> [INSTRUCTION]
From the entries below, gather each line containing the word "uporabljajte".

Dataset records
========
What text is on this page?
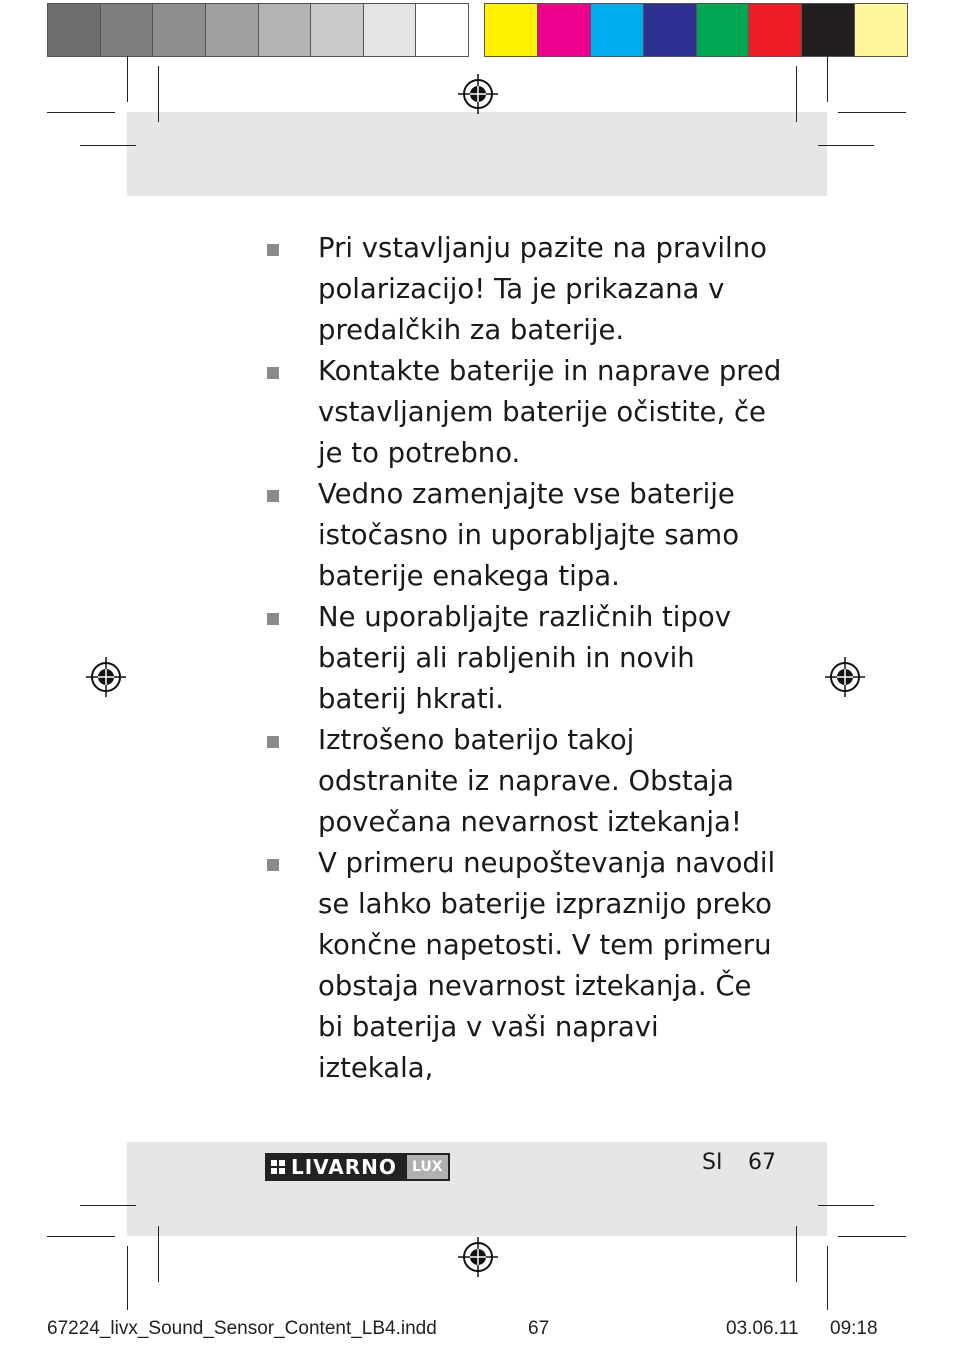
Pri vstavljanju pazite na pravilno polarizacijo! Ta je prikazana v predalčkih za baterije.
Kontakte baterije in naprave pred vstavljanjem baterije očistite, če je to potrebno.
Vedno zamenjajte vse baterije istočasno in uporabljajte samo baterije enakega tipa.
Ne uporabljajte različnih tipov baterij ali rabljenih in novih baterij hkrati.
Iztrošeno baterijo takoj odstranite iz naprave. Obstaja povečana nevarnost iztekanja!
V primeru neupoštevanja navodil se lahko baterije izpraznijo preko končne napetosti. V tem primeru obstaja nevarnost iztekanja. Če bi baterija v vaši napravi iztekala,
LIVARNO	LUX	SI 67
67224_livx_Sound_Sensor_Content_LB4.indd	67	03.06.11 09:18
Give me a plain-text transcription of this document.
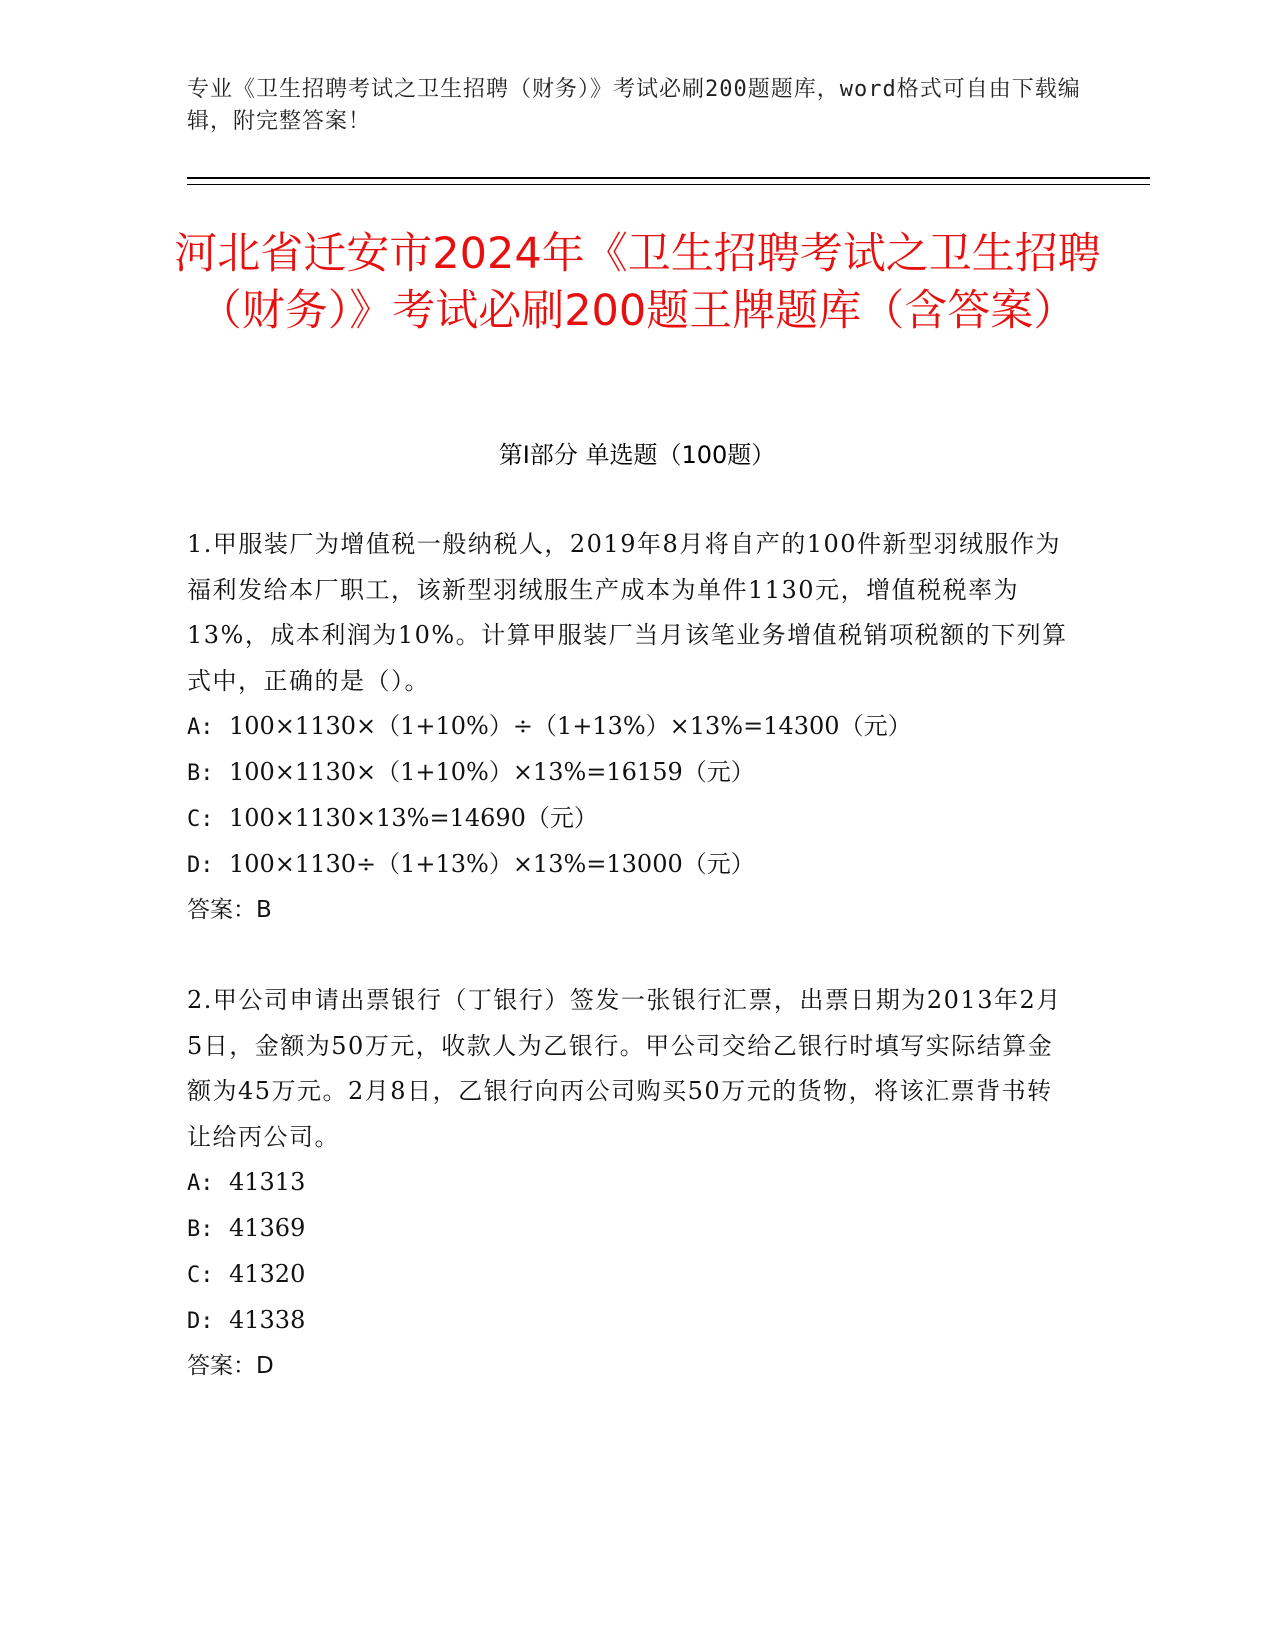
专业《卫生招聘考试之卫生招聘（财务）》考试必刷200题题库，word格式可自由下载编辑，附完整答案！
河北省迁安市2024年《卫生招聘考试之卫生招聘（财务）》考试必刷200题王牌题库（含答案）
第I部分 单选题（100题）

1.甲服装厂为增值税一般纳税人，2019年8月将自产的100件新型羽绒服作为福利发给本厂职工，该新型羽绒服生产成本为单件1130元，增值税税率为13%，成本利润为10%。计算甲服装厂当月该笔业务增值税销项税额的下列算式中，正确的是（）。

A: 100×1130×（1+10%）÷（1+13%）×13%=14300（元）

B: 100×1130×（1+10%）×13%=16159（元）

C: 100×1130×13%=14690（元）

D: 100×1130÷（1+13%）×13%=13000（元）

答案：B

2.甲公司申请出票银行（丁银行）签发一张银行汇票，出票日期为2013年2月5日，金额为50万元，收款人为乙银行。甲公司交给乙银行时填写实际结算金额为45万元。2月8日，乙银行向丙公司购买50万元的货物，将该汇票背书转让给丙公司。

A: 41313

B: 41369

C: 41320

D: 41338

答案：D
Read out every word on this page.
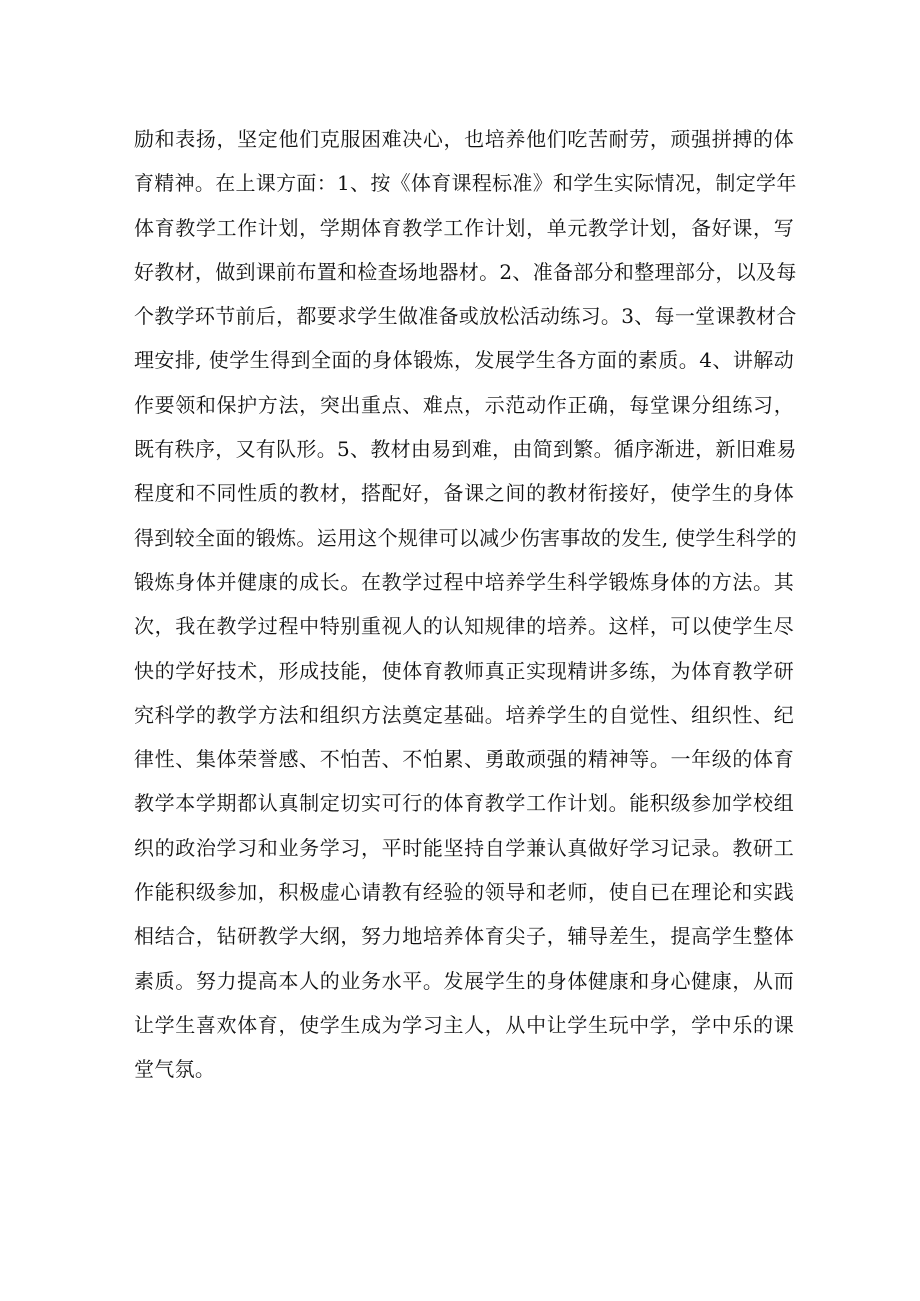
励和表扬，坚定他们克服困难决心，也培养他们吃苦耐劳，顽强拼搏的体
育精神。在上课方面：1、按《体育课程标准》和学生实际情况，制定学年
体育教学工作计划，学期体育教学工作计划，单元教学计划，备好课，写
好教材，做到课前布置和检查场地器材。2、准备部分和整理部分，以及每
个教学环节前后，都要求学生做准备或放松活动练习。3、每一堂课教材合
理安排, 使学生得到全面的身体锻炼，发展学生各方面的素质。4、讲解动
作要领和保护方法，突出重点、难点，示范动作正确，每堂课分组练习，
既有秩序，又有队形。5、教材由易到难，由简到繁。循序渐进，新旧难易
程度和不同性质的教材，搭配好，备课之间的教材衔接好，使学生的身体
得到较全面的锻炼。运用这个规律可以减少伤害事故的发生, 使学生科学的
锻炼身体并健康的成长。在教学过程中培养学生科学锻炼身体的方法。其
次，我在教学过程中特别重视人的认知规律的培养。这样，可以使学生尽
快的学好技术，形成技能，使体育教师真正实现精讲多练，为体育教学研
究科学的教学方法和组织方法奠定基础。培养学生的自觉性、组织性、纪
律性、集体荣誉感、不怕苦、不怕累、勇敢顽强的精神等。一年级的体育
教学本学期都认真制定切实可行的体育教学工作计划。能积级参加学校组
织的政治学习和业务学习，平时能坚持自学兼认真做好学习记录。教研工
作能积级参加，积极虚心请教有经验的领导和老师，使自已在理论和实践
相结合，钻研教学大纲，努力地培养体育尖子，辅导差生，提高学生整体
素质。努力提高本人的业务水平。发展学生的身体健康和身心健康，从而
让学生喜欢体育，使学生成为学习主人，从中让学生玩中学，学中乐的课
堂气氛。
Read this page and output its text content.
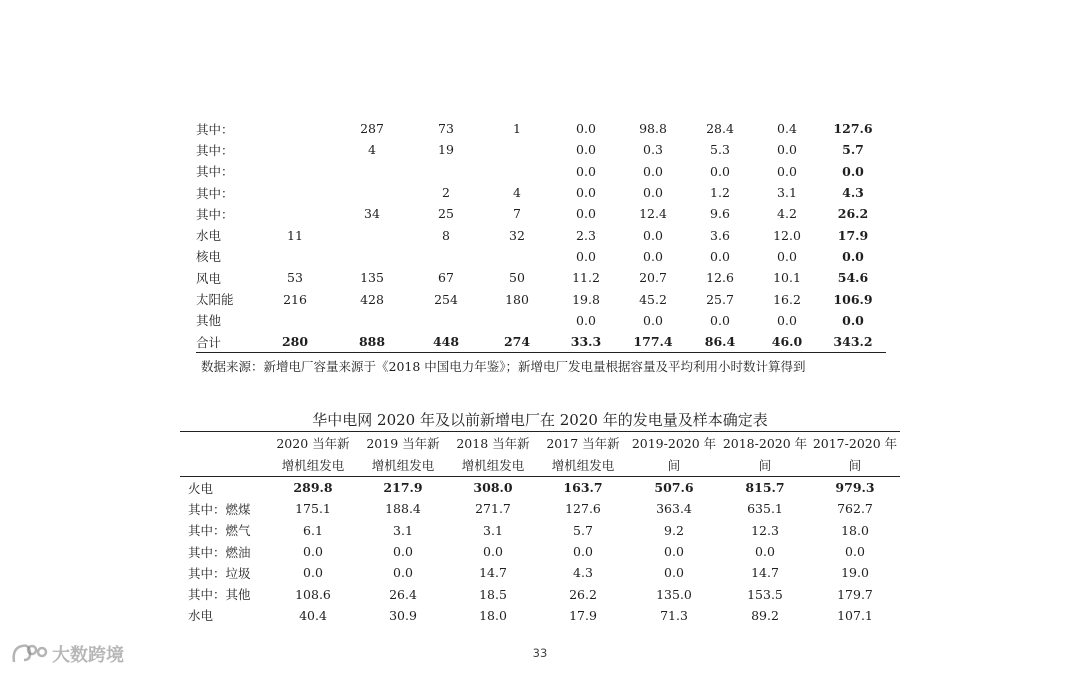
其中：		287	73	1	0.0	98.8	28.4	0.4	127.6	
其中：		4	19		0.0	0.3	5.3	0.0	5.7	
其中：					0.0	0.0	0.0	0.0	0.0	
其中：			2	4	0.0	0.0	1.2	3.1	4.3	
其中：		34	25	7	0.0	12.4	9.6	4.2	26.2	
水电	11		8	32	2.3	0.0	3.6	12.0	17.9	
核电					0.0	0.0	0.0	0.0	0.0	
风电	53	135	67	50	11.2	20.7	12.6	10.1	54.6	
太阳能	216	428	254	180	19.8	45.2	25.7	16.2	106.9	
其他					0.0	0.0	0.0	0.0	0.0	
合计	280	888	448	274	33.3	177.4	86.4	46.0	343.2	
数据来源：新增电厂容量来源于《2018 中国电力年鉴》；新增电厂发电量根据容量及平均利用小时数计算得到
华中电网 2020 年及以前新增电厂在 2020 年的发电量及样本确定表
	2020 当年新	2019 当年新	2018 当年新	2017 当年新	2019-2020 年	2018-2020 年	2017-2020 年
	增机组发电	增机组发电	增机组发电	增机组发电	间	间	间
火电	289.8	217.9	308.0	163.7	507.6	815.7	979.3
其中：燃煤	175.1	188.4	271.7	127.6	363.4	635.1	762.7
其中：燃气	6.1	3.1	3.1	5.7	9.2	12.3	18.0
其中：燃油	0.0	0.0	0.0	0.0	0.0	0.0	0.0
其中：垃圾	0.0	0.0	14.7	4.3	0.0	14.7	19.0
其中：其他	108.6	26.4	18.5	26.2	135.0	153.5	179.7
水电	40.4	30.9	18.0	17.9	71.3	89.2	107.1
33
大数跨境
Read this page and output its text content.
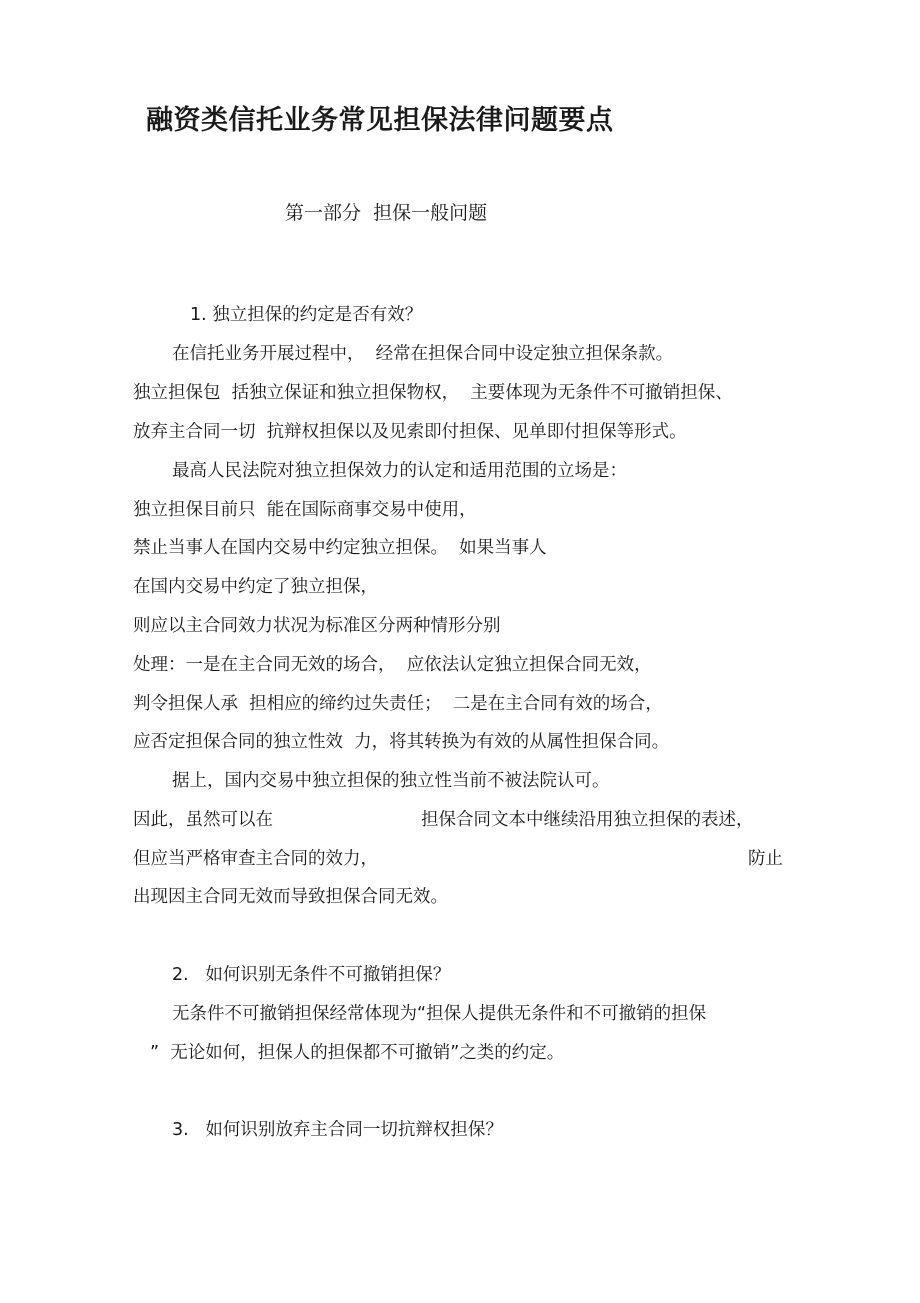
融资类信托业务常见担保法律问题要点
第一部分  担保一般问题
1. 独立担保的约定是否有效？
在信托业务开展过程中，  经常在担保合同中设定独立担保条款。
独立担保包  括独立保证和独立担保物权，  主要体现为无条件不可撤销担保、
放弃主合同一切  抗辩权担保以及见索即付担保、见单即付担保等形式。
最高人民法院对独立担保效力的认定和适用范围的立场是：
独立担保目前只  能在国际商事交易中使用，
禁止当事人在国内交易中约定独立担保。  如果当事人
在国内交易中约定了独立担保，
则应以主合同效力状况为标准区分两种情形分别
处理：一是在主合同无效的场合，  应依法认定独立担保合同无效，
判令担保人承  担相应的缔约过失责任；  二是在主合同有效的场合，
应否定担保合同的独立性效  力，将其转换为有效的从属性担保合同。
据上，国内交易中独立担保的独立性当前不被法院认可。
因此，虽然可以在	担保合同文本中继续沿用独立担保的表述，
但应当严格审查主合同的效力，	防止
出现因主合同无效而导致担保合同无效。
2.   如何识别无条件不可撤销担保？
无条件不可撤销担保经常体现为“担保人提供无条件和不可撤销的担保
”  无论如何，担保人的担保都不可撤销”之类的约定。
3.   如何识别放弃主合同一切抗辩权担保？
========
> [RIGHT ANSWER]
Vedno zamenjajte vse baterije istočasno in uporabljajte samo baterije enakega tipa.
Ne uporabljajte različnih tipov baterij ali rabljenih in novih baterij hkrati.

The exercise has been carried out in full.